Given request:
Extract each line from the entries below that has the string "Very" in it.

(Rows from a figure dataset)

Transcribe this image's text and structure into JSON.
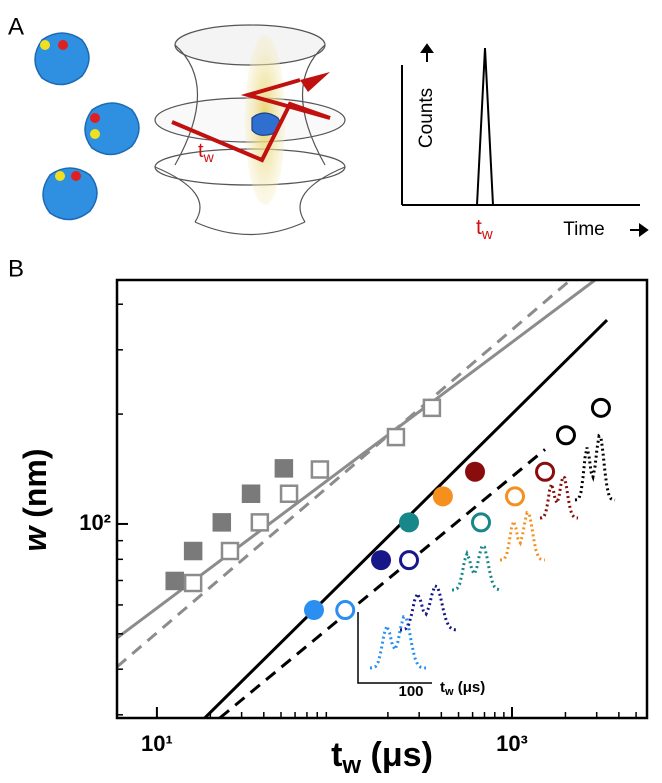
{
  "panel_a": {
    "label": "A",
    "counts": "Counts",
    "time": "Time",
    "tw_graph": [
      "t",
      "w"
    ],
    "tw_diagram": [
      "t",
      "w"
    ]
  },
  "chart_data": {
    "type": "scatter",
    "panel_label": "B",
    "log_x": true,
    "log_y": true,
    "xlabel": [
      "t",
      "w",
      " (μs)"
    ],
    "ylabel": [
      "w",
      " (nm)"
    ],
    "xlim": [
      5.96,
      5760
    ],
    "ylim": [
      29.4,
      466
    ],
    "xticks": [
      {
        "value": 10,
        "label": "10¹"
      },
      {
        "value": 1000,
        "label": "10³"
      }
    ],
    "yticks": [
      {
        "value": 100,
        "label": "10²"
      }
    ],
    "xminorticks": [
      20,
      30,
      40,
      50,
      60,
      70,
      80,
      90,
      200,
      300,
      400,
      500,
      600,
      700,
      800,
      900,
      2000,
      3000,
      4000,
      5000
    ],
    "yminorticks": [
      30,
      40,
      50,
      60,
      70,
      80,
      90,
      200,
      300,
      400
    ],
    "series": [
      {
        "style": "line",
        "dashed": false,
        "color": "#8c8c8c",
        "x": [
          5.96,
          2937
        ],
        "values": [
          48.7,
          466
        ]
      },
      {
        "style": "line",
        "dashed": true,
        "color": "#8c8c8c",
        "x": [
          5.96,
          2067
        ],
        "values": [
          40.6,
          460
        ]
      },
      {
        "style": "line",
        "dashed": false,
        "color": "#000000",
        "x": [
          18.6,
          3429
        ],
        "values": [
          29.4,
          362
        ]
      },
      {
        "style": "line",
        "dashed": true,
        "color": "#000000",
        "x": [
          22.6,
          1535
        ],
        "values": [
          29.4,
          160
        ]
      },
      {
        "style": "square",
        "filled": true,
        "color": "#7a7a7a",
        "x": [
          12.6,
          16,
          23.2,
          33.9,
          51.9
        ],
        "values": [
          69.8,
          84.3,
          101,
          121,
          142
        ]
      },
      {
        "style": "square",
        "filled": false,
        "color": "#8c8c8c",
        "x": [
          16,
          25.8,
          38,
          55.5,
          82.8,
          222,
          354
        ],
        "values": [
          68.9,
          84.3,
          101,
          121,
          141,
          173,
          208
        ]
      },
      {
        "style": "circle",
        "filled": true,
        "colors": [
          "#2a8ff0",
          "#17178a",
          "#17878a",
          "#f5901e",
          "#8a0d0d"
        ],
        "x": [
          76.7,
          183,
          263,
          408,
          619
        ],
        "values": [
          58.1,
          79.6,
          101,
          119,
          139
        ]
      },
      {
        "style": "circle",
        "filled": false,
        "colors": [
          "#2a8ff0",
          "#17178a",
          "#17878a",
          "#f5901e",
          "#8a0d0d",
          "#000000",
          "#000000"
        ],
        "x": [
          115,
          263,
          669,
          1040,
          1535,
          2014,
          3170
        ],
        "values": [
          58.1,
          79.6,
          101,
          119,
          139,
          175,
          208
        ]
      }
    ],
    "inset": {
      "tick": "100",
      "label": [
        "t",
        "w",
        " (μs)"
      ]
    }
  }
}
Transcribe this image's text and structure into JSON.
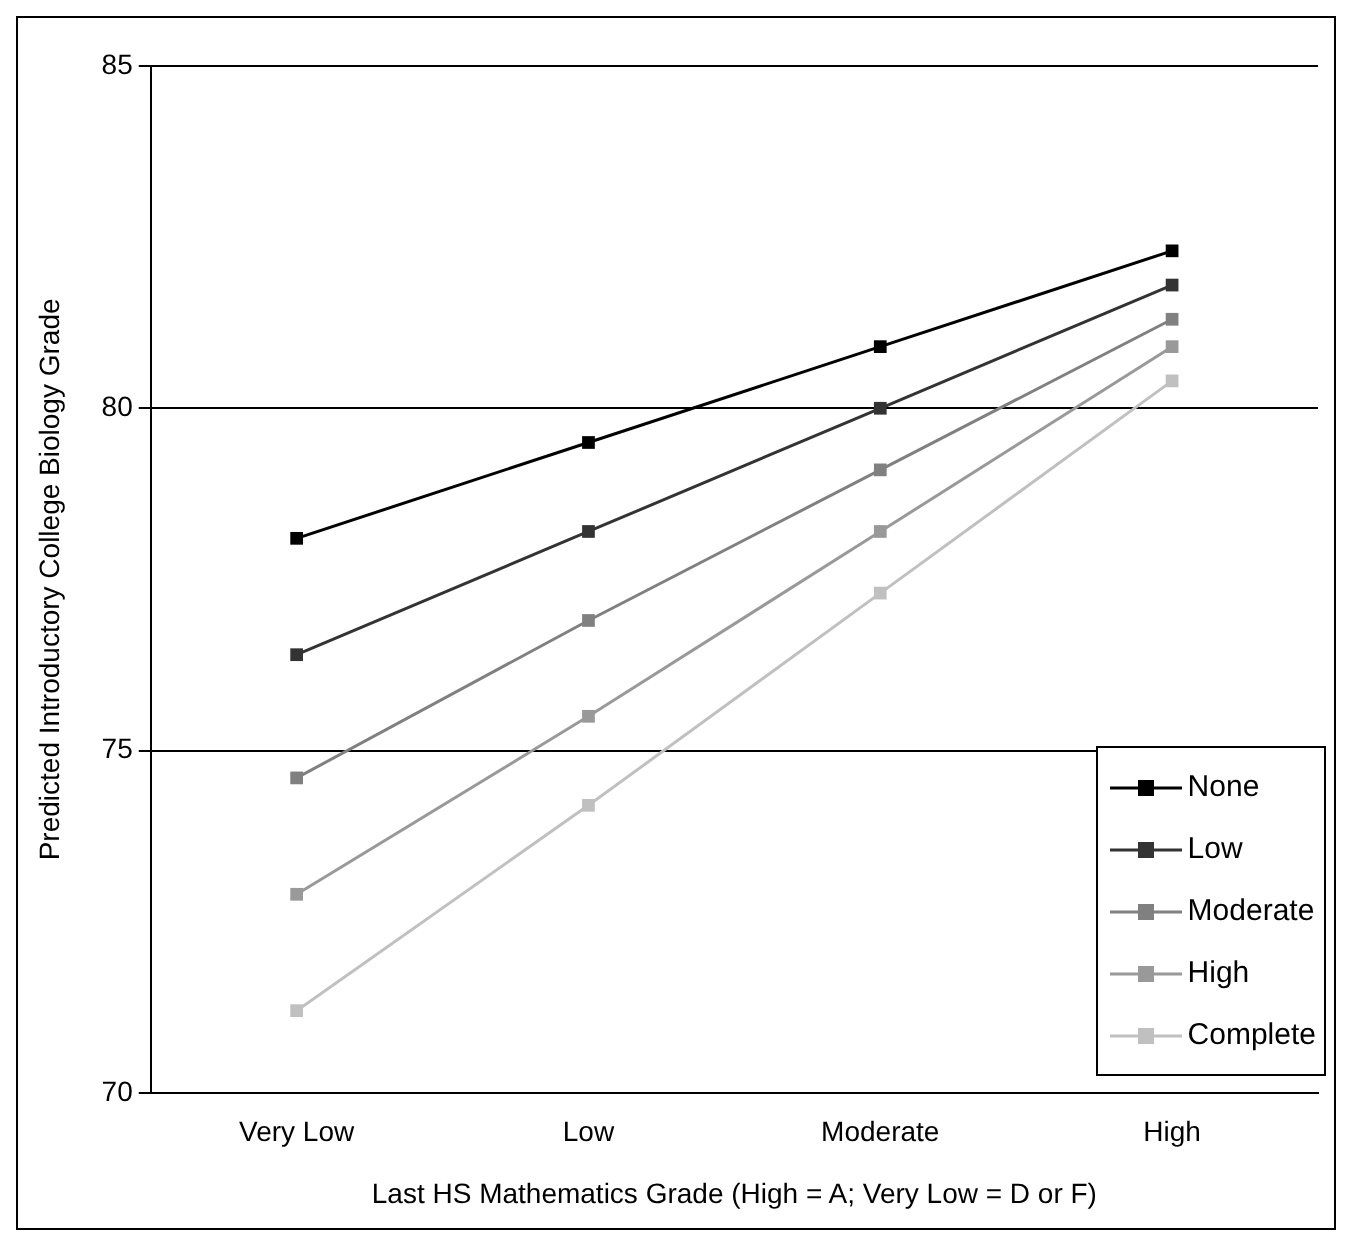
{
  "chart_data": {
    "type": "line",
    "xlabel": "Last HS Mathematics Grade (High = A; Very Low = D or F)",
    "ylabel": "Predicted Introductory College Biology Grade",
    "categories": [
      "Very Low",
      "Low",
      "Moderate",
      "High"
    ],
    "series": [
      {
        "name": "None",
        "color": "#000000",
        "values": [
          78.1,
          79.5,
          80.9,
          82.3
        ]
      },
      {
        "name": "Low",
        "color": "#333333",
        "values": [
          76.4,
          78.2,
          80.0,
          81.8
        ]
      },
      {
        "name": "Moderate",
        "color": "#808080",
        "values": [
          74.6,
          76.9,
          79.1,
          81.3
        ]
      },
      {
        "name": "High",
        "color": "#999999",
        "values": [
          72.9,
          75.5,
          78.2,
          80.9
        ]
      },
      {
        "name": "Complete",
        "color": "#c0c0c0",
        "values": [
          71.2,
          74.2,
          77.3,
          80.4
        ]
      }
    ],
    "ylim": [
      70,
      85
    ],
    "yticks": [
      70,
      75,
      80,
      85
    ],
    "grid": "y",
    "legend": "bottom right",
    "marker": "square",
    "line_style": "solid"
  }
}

Exercise answer:
    "xlabel": "Last HS Mathematics Grade (High = A; Very Low = D or F)",
      "Very Low",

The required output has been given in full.